Exercise materials:
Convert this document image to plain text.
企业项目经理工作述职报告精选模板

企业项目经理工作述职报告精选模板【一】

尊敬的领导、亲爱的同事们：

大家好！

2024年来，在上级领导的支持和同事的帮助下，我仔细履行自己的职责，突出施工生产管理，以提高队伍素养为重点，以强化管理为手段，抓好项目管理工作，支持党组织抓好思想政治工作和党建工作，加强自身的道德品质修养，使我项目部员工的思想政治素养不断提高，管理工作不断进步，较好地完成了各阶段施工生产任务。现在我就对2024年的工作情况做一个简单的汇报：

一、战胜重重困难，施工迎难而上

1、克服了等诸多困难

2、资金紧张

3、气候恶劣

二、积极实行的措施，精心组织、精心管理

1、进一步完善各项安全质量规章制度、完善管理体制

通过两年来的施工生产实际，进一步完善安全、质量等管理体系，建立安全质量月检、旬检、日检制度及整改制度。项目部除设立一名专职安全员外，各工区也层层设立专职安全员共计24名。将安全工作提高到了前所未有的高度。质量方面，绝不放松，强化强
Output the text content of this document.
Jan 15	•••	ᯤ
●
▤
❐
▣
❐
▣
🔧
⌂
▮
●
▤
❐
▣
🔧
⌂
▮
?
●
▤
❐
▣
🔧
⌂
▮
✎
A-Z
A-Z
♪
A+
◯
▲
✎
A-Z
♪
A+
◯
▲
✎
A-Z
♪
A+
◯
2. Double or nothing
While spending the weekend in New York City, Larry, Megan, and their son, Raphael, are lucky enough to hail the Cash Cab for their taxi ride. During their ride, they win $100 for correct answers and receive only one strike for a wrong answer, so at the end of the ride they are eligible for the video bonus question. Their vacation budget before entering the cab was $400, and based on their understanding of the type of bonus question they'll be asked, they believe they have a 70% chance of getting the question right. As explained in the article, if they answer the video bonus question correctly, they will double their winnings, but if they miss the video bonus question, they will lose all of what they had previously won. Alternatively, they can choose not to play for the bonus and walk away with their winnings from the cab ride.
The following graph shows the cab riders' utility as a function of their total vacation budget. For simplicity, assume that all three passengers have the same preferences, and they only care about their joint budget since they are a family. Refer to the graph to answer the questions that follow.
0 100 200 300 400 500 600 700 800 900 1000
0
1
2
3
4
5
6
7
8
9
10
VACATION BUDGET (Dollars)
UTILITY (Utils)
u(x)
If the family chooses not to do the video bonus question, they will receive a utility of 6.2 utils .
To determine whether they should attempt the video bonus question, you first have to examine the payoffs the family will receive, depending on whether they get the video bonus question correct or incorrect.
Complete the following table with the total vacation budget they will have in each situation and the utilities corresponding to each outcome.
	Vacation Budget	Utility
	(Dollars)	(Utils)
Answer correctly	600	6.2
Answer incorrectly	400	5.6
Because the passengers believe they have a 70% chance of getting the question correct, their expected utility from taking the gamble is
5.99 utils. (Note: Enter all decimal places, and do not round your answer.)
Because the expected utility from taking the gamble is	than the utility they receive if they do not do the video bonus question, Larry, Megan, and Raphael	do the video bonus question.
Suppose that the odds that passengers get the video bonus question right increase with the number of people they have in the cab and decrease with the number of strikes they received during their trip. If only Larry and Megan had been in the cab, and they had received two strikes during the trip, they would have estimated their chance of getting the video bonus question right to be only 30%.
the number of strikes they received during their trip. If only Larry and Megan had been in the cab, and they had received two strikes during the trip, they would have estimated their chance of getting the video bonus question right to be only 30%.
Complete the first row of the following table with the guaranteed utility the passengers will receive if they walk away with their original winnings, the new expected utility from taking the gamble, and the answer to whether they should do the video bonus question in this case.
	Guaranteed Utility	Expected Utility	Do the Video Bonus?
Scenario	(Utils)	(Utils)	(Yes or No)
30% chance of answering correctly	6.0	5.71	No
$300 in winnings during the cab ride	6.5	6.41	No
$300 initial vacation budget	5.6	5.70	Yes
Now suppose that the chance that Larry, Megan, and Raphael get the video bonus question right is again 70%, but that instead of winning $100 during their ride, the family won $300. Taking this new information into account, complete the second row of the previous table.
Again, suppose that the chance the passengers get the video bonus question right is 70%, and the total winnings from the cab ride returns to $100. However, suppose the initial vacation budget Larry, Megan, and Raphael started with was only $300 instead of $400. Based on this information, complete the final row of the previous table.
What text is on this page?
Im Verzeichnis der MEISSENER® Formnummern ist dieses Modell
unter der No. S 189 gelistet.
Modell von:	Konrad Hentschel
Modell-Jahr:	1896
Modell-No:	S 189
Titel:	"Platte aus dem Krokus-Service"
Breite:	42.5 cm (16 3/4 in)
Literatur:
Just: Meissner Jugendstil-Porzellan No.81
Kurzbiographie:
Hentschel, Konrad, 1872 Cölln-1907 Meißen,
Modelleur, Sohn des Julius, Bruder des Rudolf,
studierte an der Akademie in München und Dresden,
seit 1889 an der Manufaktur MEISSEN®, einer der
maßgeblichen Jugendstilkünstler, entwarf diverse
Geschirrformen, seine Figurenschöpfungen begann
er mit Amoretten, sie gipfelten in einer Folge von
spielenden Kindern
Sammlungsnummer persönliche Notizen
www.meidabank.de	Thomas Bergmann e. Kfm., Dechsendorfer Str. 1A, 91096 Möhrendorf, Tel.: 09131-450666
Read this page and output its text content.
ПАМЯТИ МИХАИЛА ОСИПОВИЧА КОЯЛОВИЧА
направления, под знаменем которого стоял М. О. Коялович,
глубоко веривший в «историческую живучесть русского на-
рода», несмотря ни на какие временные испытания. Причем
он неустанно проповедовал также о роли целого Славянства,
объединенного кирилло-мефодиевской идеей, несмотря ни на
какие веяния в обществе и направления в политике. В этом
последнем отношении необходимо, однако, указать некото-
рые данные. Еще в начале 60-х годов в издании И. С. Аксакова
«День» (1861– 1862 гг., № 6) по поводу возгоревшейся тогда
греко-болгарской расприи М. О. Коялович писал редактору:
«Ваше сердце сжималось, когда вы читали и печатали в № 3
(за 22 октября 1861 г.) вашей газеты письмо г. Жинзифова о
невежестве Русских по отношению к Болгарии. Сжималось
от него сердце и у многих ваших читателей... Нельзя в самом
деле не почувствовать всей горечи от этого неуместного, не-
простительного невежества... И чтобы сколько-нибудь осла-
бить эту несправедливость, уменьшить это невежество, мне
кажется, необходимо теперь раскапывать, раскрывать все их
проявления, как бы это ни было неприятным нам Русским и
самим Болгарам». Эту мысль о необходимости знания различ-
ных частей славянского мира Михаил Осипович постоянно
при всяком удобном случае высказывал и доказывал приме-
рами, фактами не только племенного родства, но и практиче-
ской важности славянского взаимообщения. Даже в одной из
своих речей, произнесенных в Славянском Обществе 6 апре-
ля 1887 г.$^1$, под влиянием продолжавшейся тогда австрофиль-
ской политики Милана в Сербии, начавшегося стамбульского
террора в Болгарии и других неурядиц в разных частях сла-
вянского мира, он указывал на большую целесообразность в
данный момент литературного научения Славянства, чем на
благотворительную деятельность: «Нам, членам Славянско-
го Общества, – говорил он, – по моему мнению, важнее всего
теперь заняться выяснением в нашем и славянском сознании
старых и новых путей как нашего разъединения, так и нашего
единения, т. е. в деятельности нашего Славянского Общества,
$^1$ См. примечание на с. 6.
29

Your task:
Take the listing above and set it down exactly.

Expected answer:
Convert this document image to plain text.
企业项目经理工作述职报告精选模板

企业项目经理工作述职报告精选模板【一】

尊敬的领导、亲爱的同事们：

大家好！

2024年来，在上级领导的支持和同事的帮助下，我仔细履行自己的职责，突出施工生产管理，以提高队伍素养为重点，以强化管理为手段，抓好项目管理工作，支持党组织抓好思想政治工作和党建工作，加强自身的道德品质修养，使我项目部员工的思想政治素养不断提高，管理工作不断进步，较好地完成了各阶段施工生产任务。现在我就对2024年的工作情况做一个简单的汇报：

一、战胜重重困难，施工迎难而上

1、克服了等诸多困难

2、资金紧张

3、气候恶劣

二、积极实行的措施，精心组织、精心管理

1、进一步完善各项安全质量规章制度、完善管理体制

通过两年来的施工生产实际，进一步完善安全、质量等管理体系，建立安全质量月检、旬检、日检制度及整改制度。项目部除设立一名专职安全员外，各工区也层层设立专职安全员共计24名。将安全工作提高到了前所未有的高度。质量方面，绝不放松，强化强
Output the text content of this document.
Jan 15	•••	ᯤ
●
▤
❐
▣
❐
▣
🔧
⌂
▮
●
▤
❐
▣
🔧
⌂
▮
?
●
▤
❐
▣
🔧
⌂
▮
✎
A-Z
A-Z
♪
A+
◯
▲
✎
A-Z
♪
A+
◯
▲
✎
A-Z
♪
A+
◯
2. Double or nothing
While spending the weekend in New York City, Larry, Megan, and their son, Raphael, are lucky enough to hail the Cash Cab for their taxi ride. During their ride, they win $100 for correct answers and receive only one strike for a wrong answer, so at the end of the ride they are eligible for the video bonus question. Their vacation budget before entering the cab was $400, and based on their understanding of the type of bonus question they'll be asked, they believe they have a 70% chance of getting the question right. As explained in the article, if they answer the video bonus question correctly, they will double their winnings, but if they miss the video bonus question, they will lose all of what they had previously won. Alternatively, they can choose not to play for the bonus and walk away with their winnings from the cab ride.
The following graph shows the cab riders' utility as a function of their total vacation budget. For simplicity, assume that all three passengers have the same preferences, and they only care about their joint budget since they are a family. Refer to the graph to answer the questions that follow.
0 100 200 300 400 500 600 700 800 900 1000
0
1
2
3
4
5
6
7
8
9
10
VACATION BUDGET (Dollars)
UTILITY (Utils)
u(x)
If the family chooses not to do the video bonus question, they will receive a utility of 6.2 utils .
To determine whether they should attempt the video bonus question, you first have to examine the payoffs the family will receive, depending on whether they get the video bonus question correct or incorrect.
Complete the following table with the total vacation budget they will have in each situation and the utilities corresponding to each outcome.
	Vacation Budget	Utility
	(Dollars)	(Utils)
Answer correctly	600	6.2
Answer incorrectly	400	5.6
Because the passengers believe they have a 70% chance of getting the question correct, their expected utility from taking the gamble is
5.99 utils. (Note: Enter all decimal places, and do not round your answer.)
Because the expected utility from taking the gamble is	than the utility they receive if they do not do the video bonus question, Larry, Megan, and Raphael	do the video bonus question.
Suppose that the odds that passengers get the video bonus question right increase with the number of people they have in the cab and decrease with the number of strikes they received during their trip. If only Larry and Megan had been in the cab, and they had received two strikes during the trip, they would have estimated their chance of getting the video bonus question right to be only 30%.
the number of strikes they received during their trip. If only Larry and Megan had been in the cab, and they had received two strikes during the trip, they would have estimated their chance of getting the video bonus question right to be only 30%.
Complete the first row of the following table with the guaranteed utility the passengers will receive if they walk away with their original winnings, the new expected utility from taking the gamble, and the answer to whether they should do the video bonus question in this case.
	Guaranteed Utility	Expected Utility	Do the Video Bonus?
Scenario	(Utils)	(Utils)	(Yes or No)
30% chance of answering correctly	6.0	5.71	No
$300 in winnings during the cab ride	6.5	6.41	No
$300 initial vacation budget	5.6	5.70	Yes
Now suppose that the chance that Larry, Megan, and Raphael get the video bonus question right is again 70%, but that instead of winning $100 during their ride, the family won $300. Taking this new information into account, complete the second row of the previous table.
Again, suppose that the chance the passengers get the video bonus question right is 70%, and the total winnings from the cab ride returns to $100. However, suppose the initial vacation budget Larry, Megan, and Raphael started with was only $300 instead of $400. Based on this information, complete the final row of the previous table.
What text is on this page?
Im Verzeichnis der MEISSENER® Formnummern ist dieses Modell
unter der No. S 189 gelistet.
Modell von:	Konrad Hentschel
Modell-Jahr:	1896
Modell-No:	S 189
Titel:	"Platte aus dem Krokus-Service"
Breite:	42.5 cm (16 3/4 in)
Literatur:
Just: Meissner Jugendstil-Porzellan No.81
Kurzbiographie:
Hentschel, Konrad, 1872 Cölln-1907 Meißen,
Modelleur, Sohn des Julius, Bruder des Rudolf,
studierte an der Akademie in München und Dresden,
seit 1889 an der Manufaktur MEISSEN®, einer der
maßgeblichen Jugendstilkünstler, entwarf diverse
Geschirrformen, seine Figurenschöpfungen begann
er mit Amoretten, sie gipfelten in einer Folge von
spielenden Kindern
Sammlungsnummer persönliche Notizen
www.meidabank.de	Thomas Bergmann e. Kfm., Dechsendorfer Str. 1A, 91096 Möhrendorf, Tel.: 09131-450666
Read this page and output its text content.
ПАМЯТИ МИХАИЛА ОСИПОВИЧА КОЯЛОВИЧА
направления, под знаменем которого стоял М. О. Коялович,
глубоко веривший в «историческую живучесть русского на-
рода», несмотря ни на какие временные испытания. Причем
он неустанно проповедовал также о роли целого Славянства,
объединенного кирилло-мефодиевской идеей, несмотря ни на
какие веяния в обществе и направления в политике. В этом
последнем отношении необходимо, однако, указать некото-
рые данные. Еще в начале 60-х годов в издании И. С. Аксакова
«День» (1861– 1862 гг., № 6) по поводу возгоревшейся тогда
греко-болгарской расприи М. О. Коялович писал редактору:
«Ваше сердце сжималось, когда вы читали и печатали в № 3
(за 22 октября 1861 г.) вашей газеты письмо г. Жинзифова о
невежестве Русских по отношению к Болгарии. Сжималось
от него сердце и у многих ваших читателей... Нельзя в самом
деле не почувствовать всей горечи от этого неуместного, не-
простительного невежества... И чтобы сколько-нибудь осла-
бить эту несправедливость, уменьшить это невежество, мне
кажется, необходимо теперь раскапывать, раскрывать все их
проявления, как бы это ни было неприятным нам Русским и
самим Болгарам». Эту мысль о необходимости знания различ-
ных частей славянского мира Михаил Осипович постоянно
при всяком удобном случае высказывал и доказывал приме-
рами, фактами не только племенного родства, но и практиче-
ской важности славянского взаимообщения. Даже в одной из
своих речей, произнесенных в Славянском Обществе 6 апре-
ля 1887 г.$^1$, под влиянием продолжавшейся тогда австрофиль-
ской политики Милана в Сербии, начавшегося стамбульского
террора в Болгарии и других неурядиц в разных частях сла-
вянского мира, он указывал на большую целесообразность в
данный момент литературного научения Славянства, чем на
благотворительную деятельность: «Нам, членам Славянско-
го Общества, – говорил он, – по моему мнению, важнее всего
теперь заняться выяснением в нашем и славянском сознании
старых и новых путей как нашего разъединения, так и нашего
единения, т. е. в деятельности нашего Славянского Общества,
$^1$ См. примечание на с. 6.
29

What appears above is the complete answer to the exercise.